(Collected data)

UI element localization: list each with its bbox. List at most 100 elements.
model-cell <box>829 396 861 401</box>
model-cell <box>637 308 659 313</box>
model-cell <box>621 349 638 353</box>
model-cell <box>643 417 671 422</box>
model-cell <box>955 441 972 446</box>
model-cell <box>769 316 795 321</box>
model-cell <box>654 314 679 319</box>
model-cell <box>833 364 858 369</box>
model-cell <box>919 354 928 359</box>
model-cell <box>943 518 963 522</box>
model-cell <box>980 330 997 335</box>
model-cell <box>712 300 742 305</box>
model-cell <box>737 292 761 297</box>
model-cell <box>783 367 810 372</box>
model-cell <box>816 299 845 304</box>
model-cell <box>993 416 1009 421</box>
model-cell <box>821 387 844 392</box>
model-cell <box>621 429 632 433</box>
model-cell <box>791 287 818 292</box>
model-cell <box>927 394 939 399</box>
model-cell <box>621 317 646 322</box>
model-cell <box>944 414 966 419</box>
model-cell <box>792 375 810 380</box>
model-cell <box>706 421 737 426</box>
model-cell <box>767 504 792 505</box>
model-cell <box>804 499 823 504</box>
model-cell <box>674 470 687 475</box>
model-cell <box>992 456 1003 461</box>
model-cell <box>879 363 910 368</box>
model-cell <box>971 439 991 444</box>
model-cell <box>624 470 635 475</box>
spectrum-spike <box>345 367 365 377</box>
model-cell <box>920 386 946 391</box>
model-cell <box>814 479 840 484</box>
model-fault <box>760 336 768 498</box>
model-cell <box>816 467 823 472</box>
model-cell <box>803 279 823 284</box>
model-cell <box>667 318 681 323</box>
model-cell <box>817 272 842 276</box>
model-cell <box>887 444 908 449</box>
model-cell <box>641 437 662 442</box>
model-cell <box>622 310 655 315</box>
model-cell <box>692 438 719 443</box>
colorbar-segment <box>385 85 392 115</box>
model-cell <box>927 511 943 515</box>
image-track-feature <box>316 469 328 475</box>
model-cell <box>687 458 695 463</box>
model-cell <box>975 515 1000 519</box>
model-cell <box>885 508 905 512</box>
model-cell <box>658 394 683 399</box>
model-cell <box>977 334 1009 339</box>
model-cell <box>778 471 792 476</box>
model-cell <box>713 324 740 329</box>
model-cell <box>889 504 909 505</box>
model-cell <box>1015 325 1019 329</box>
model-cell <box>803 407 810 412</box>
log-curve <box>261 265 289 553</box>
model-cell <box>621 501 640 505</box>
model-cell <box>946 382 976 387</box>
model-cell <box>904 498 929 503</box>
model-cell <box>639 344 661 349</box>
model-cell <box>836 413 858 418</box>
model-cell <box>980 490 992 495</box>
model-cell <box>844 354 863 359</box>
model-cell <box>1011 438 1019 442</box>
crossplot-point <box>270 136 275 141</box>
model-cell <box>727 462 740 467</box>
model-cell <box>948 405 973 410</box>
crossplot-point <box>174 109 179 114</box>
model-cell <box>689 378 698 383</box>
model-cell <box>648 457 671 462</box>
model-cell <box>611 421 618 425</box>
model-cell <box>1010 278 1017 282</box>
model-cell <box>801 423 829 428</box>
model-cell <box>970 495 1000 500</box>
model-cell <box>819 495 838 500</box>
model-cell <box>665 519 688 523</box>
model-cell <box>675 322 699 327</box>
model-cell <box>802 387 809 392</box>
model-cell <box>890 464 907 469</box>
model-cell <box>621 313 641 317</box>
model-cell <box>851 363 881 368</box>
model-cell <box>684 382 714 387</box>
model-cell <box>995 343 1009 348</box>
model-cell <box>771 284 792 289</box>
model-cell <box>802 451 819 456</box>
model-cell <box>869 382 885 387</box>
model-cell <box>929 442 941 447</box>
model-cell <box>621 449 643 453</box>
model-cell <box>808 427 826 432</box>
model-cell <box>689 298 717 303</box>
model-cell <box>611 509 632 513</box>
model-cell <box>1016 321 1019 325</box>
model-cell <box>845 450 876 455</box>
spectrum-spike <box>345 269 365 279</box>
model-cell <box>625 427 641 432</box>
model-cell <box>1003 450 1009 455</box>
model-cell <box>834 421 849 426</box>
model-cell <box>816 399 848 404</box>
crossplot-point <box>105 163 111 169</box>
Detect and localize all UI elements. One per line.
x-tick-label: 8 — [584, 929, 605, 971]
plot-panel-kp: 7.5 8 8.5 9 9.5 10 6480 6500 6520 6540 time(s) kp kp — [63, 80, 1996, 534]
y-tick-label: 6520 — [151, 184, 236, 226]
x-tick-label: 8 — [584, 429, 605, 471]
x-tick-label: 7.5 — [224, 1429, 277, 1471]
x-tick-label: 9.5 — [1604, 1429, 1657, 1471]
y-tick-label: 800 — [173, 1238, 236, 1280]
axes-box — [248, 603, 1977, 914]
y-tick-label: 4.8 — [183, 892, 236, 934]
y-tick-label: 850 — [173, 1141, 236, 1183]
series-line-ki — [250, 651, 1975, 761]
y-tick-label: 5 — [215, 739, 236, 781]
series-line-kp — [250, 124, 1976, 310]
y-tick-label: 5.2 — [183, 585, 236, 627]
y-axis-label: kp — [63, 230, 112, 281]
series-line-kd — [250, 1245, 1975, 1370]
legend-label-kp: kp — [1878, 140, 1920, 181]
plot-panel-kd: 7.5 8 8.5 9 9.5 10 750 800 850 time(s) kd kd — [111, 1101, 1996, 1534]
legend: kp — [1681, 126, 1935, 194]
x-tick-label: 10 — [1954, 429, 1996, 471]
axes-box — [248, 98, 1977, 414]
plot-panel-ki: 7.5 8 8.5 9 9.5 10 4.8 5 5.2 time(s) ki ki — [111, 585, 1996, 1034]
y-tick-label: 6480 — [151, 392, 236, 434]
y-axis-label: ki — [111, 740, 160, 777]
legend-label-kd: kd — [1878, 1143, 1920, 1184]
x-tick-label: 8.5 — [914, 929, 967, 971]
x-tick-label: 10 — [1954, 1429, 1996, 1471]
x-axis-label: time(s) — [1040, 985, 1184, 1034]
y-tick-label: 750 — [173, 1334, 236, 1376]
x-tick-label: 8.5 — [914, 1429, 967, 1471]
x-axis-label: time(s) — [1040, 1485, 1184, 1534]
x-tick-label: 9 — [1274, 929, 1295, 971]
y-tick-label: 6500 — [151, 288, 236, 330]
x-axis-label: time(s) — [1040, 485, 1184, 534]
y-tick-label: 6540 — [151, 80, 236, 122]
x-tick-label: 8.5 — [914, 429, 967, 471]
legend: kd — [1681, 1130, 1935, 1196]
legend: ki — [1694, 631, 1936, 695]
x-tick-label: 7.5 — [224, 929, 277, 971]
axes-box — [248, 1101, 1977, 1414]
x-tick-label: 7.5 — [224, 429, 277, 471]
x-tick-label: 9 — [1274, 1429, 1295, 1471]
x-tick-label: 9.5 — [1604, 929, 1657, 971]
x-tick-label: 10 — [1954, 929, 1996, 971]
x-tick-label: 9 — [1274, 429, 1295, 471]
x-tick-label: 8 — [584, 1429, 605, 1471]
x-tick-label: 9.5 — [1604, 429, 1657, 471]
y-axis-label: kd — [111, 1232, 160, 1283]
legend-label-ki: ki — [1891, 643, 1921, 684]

**What the task requires**
Output every entry above word for word and in the same order, with no changes.

**Exercise answer**
UI element localization: list each with its bbox. List at most 100 elements.
model-cell <box>829 396 861 401</box>
model-cell <box>637 308 659 313</box>
model-cell <box>621 349 638 353</box>
model-cell <box>643 417 671 422</box>
model-cell <box>955 441 972 446</box>
model-cell <box>769 316 795 321</box>
model-cell <box>654 314 679 319</box>
model-cell <box>833 364 858 369</box>
model-cell <box>919 354 928 359</box>
model-cell <box>943 518 963 522</box>
model-cell <box>980 330 997 335</box>
model-cell <box>712 300 742 305</box>
model-cell <box>737 292 761 297</box>
model-cell <box>783 367 810 372</box>
model-cell <box>816 299 845 304</box>
model-cell <box>993 416 1009 421</box>
model-cell <box>821 387 844 392</box>
model-cell <box>621 429 632 433</box>
model-cell <box>791 287 818 292</box>
model-cell <box>927 394 939 399</box>
model-cell <box>621 317 646 322</box>
model-cell <box>944 414 966 419</box>
model-cell <box>792 375 810 380</box>
model-cell <box>706 421 737 426</box>
model-cell <box>767 504 792 505</box>
model-cell <box>804 499 823 504</box>
model-cell <box>674 470 687 475</box>
model-cell <box>992 456 1003 461</box>
model-cell <box>879 363 910 368</box>
model-cell <box>971 439 991 444</box>
model-cell <box>624 470 635 475</box>
spectrum-spike <box>345 367 365 377</box>
model-cell <box>920 386 946 391</box>
model-cell <box>814 479 840 484</box>
model-fault <box>760 336 768 498</box>
model-cell <box>816 467 823 472</box>
model-cell <box>803 279 823 284</box>
model-cell <box>667 318 681 323</box>
model-cell <box>817 272 842 276</box>
model-cell <box>887 444 908 449</box>
model-cell <box>641 437 662 442</box>
model-cell <box>622 310 655 315</box>
model-cell <box>692 438 719 443</box>
colorbar-segment <box>385 85 392 115</box>
model-cell <box>927 511 943 515</box>
image-track-feature <box>316 469 328 475</box>
model-cell <box>687 458 695 463</box>
model-cell <box>975 515 1000 519</box>
model-cell <box>885 508 905 512</box>
model-cell <box>658 394 683 399</box>
model-cell <box>977 334 1009 339</box>
model-cell <box>778 471 792 476</box>
model-cell <box>713 324 740 329</box>
model-cell <box>889 504 909 505</box>
model-cell <box>1015 325 1019 329</box>
model-cell <box>803 407 810 412</box>
log-curve <box>261 265 289 553</box>
model-cell <box>621 501 640 505</box>
model-cell <box>946 382 976 387</box>
model-cell <box>904 498 929 503</box>
model-cell <box>639 344 661 349</box>
model-cell <box>836 413 858 418</box>
model-cell <box>980 490 992 495</box>
model-cell <box>844 354 863 359</box>
model-cell <box>1011 438 1019 442</box>
crossplot-point <box>270 136 275 141</box>
model-cell <box>727 462 740 467</box>
model-cell <box>948 405 973 410</box>
crossplot-point <box>174 109 179 114</box>
model-cell <box>689 378 698 383</box>
model-cell <box>648 457 671 462</box>
model-cell <box>611 421 618 425</box>
model-cell <box>1010 278 1017 282</box>
model-cell <box>801 423 829 428</box>
model-cell <box>970 495 1000 500</box>
model-cell <box>819 495 838 500</box>
model-cell <box>665 519 688 523</box>
model-cell <box>675 322 699 327</box>
model-cell <box>802 387 809 392</box>
model-cell <box>890 464 907 469</box>
model-cell <box>621 313 641 317</box>
model-cell <box>851 363 881 368</box>
model-cell <box>684 382 714 387</box>
model-cell <box>995 343 1009 348</box>
model-cell <box>771 284 792 289</box>
model-cell <box>802 451 819 456</box>
model-cell <box>869 382 885 387</box>
model-cell <box>929 442 941 447</box>
model-cell <box>621 449 643 453</box>
model-cell <box>808 427 826 432</box>
model-cell <box>689 298 717 303</box>
model-cell <box>611 509 632 513</box>
model-cell <box>1016 321 1019 325</box>
model-cell <box>845 450 876 455</box>
spectrum-spike <box>345 269 365 279</box>
model-cell <box>625 427 641 432</box>
model-cell <box>1003 450 1009 455</box>
model-cell <box>834 421 849 426</box>
model-cell <box>816 399 848 404</box>
crossplot-point <box>105 163 111 169</box>
Detect and localize all UI elements. One per line.
x-tick-label: 8 — [584, 929, 605, 971]
plot-panel-kp: 7.5 8 8.5 9 9.5 10 6480 6500 6520 6540 time(s) kp kp — [63, 80, 1996, 534]
y-tick-label: 6520 — [151, 184, 236, 226]
x-tick-label: 8 — [584, 429, 605, 471]
x-tick-label: 7.5 — [224, 1429, 277, 1471]
x-tick-label: 9.5 — [1604, 1429, 1657, 1471]
y-tick-label: 800 — [173, 1238, 236, 1280]
axes-box — [248, 603, 1977, 914]
y-tick-label: 4.8 — [183, 892, 236, 934]
y-tick-label: 850 — [173, 1141, 236, 1183]
series-line-ki — [250, 651, 1975, 761]
y-tick-label: 5 — [215, 739, 236, 781]
series-line-kp — [250, 124, 1976, 310]
y-tick-label: 5.2 — [183, 585, 236, 627]
y-axis-label: kp — [63, 230, 112, 281]
series-line-kd — [250, 1245, 1975, 1370]
legend-label-kp: kp — [1878, 140, 1920, 181]
plot-panel-kd: 7.5 8 8.5 9 9.5 10 750 800 850 time(s) kd kd — [111, 1101, 1996, 1534]
legend: kp — [1681, 126, 1935, 194]
x-tick-label: 10 — [1954, 429, 1996, 471]
axes-box — [248, 98, 1977, 414]
plot-panel-ki: 7.5 8 8.5 9 9.5 10 4.8 5 5.2 time(s) ki ki — [111, 585, 1996, 1034]
y-tick-label: 6480 — [151, 392, 236, 434]
y-axis-label: ki — [111, 740, 160, 777]
legend-label-kd: kd — [1878, 1143, 1920, 1184]
x-tick-label: 8.5 — [914, 929, 967, 971]
x-tick-label: 10 — [1954, 1429, 1996, 1471]
x-axis-label: time(s) — [1040, 985, 1184, 1034]
y-tick-label: 750 — [173, 1334, 236, 1376]
x-tick-label: 8.5 — [914, 1429, 967, 1471]
x-axis-label: time(s) — [1040, 1485, 1184, 1534]
x-tick-label: 9 — [1274, 929, 1295, 971]
y-tick-label: 6500 — [151, 288, 236, 330]
x-axis-label: time(s) — [1040, 485, 1184, 534]
y-tick-label: 6540 — [151, 80, 236, 122]
x-tick-label: 8.5 — [914, 429, 967, 471]
legend: kd — [1681, 1130, 1935, 1196]
legend: ki — [1694, 631, 1936, 695]
x-tick-label: 7.5 — [224, 929, 277, 971]
axes-box — [248, 1101, 1977, 1414]
x-tick-label: 7.5 — [224, 429, 277, 471]
x-tick-label: 9 — [1274, 1429, 1295, 1471]
x-tick-label: 9.5 — [1604, 929, 1657, 971]
x-tick-label: 10 — [1954, 929, 1996, 971]
x-tick-label: 9 — [1274, 429, 1295, 471]
x-tick-label: 8 — [584, 1429, 605, 1471]
x-tick-label: 9.5 — [1604, 429, 1657, 471]
y-axis-label: kd — [111, 1232, 160, 1283]
legend-label-ki: ki — [1891, 643, 1921, 684]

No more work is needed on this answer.